Given data >>
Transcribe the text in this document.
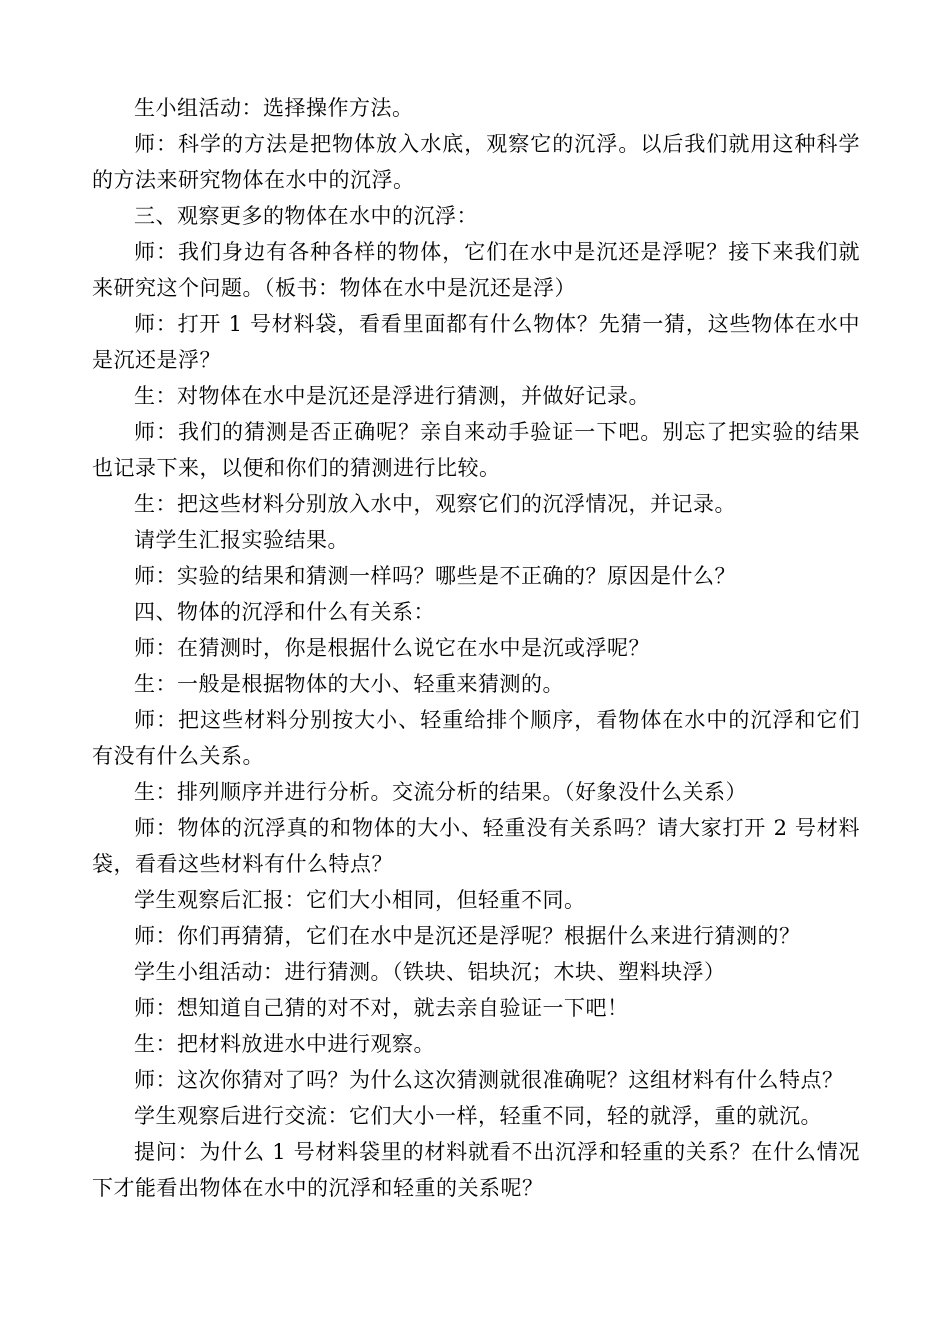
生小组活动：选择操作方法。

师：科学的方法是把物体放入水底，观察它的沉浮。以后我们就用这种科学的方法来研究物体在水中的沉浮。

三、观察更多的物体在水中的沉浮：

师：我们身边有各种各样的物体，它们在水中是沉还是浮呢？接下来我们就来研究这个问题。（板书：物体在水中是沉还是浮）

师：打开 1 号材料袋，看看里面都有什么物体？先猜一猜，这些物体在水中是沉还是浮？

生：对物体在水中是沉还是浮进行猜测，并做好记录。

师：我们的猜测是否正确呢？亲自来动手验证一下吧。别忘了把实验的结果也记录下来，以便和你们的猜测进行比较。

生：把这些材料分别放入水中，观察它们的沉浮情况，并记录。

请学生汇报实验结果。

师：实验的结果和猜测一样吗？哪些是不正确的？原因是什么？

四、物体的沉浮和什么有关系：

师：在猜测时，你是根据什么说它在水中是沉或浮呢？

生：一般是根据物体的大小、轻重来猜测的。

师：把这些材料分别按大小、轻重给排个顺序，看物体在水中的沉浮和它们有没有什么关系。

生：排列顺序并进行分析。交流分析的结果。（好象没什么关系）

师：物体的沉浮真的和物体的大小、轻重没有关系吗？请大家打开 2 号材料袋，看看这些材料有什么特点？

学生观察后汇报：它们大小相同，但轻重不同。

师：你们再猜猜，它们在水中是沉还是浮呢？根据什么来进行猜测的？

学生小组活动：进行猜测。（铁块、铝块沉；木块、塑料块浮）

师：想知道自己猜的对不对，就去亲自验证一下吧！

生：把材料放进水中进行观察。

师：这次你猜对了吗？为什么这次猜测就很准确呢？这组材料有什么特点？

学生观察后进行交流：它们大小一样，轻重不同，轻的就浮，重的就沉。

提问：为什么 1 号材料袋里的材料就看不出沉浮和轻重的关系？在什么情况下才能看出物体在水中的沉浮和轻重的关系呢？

...

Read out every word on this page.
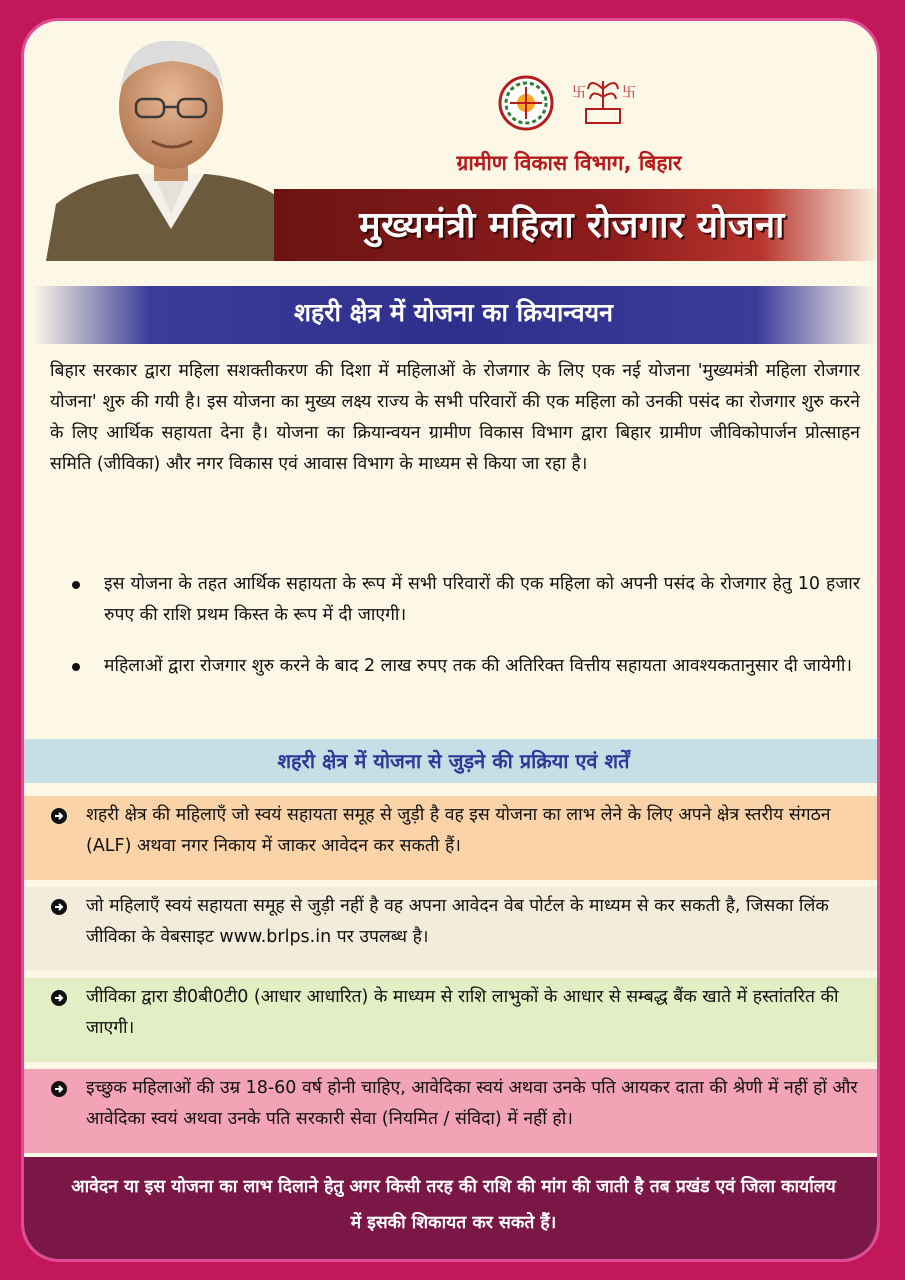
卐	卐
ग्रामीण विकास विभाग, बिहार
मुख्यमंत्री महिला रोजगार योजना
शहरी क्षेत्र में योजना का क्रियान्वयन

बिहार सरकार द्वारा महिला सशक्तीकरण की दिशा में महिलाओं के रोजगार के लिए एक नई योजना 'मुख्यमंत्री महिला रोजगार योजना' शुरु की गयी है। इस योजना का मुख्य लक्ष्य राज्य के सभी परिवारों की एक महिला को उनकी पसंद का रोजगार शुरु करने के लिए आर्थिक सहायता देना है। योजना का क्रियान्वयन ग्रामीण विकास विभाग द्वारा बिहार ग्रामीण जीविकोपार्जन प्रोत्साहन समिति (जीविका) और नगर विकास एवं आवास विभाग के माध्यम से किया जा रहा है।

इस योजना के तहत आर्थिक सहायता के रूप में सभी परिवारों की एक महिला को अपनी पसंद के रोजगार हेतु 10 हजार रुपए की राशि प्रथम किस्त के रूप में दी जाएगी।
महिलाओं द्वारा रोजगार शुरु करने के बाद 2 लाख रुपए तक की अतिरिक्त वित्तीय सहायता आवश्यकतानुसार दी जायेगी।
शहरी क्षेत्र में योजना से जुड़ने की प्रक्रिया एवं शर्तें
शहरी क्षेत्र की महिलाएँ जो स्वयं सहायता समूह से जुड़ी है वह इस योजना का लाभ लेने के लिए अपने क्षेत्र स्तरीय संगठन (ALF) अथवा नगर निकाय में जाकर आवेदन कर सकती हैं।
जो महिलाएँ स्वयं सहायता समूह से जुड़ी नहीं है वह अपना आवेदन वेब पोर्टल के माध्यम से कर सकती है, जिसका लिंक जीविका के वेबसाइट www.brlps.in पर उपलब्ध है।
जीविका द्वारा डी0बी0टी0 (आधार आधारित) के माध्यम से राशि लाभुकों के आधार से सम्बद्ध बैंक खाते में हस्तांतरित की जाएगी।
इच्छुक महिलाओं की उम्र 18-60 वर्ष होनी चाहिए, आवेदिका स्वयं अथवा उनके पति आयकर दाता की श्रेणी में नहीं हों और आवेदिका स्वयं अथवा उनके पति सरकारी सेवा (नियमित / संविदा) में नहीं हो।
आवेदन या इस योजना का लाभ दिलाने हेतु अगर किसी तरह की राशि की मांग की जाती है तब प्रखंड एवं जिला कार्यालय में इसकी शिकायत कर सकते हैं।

Your goal >> Report how many lines contain "它们在水中是沉还是浮呢". Give nothing but the number.

Response >> 2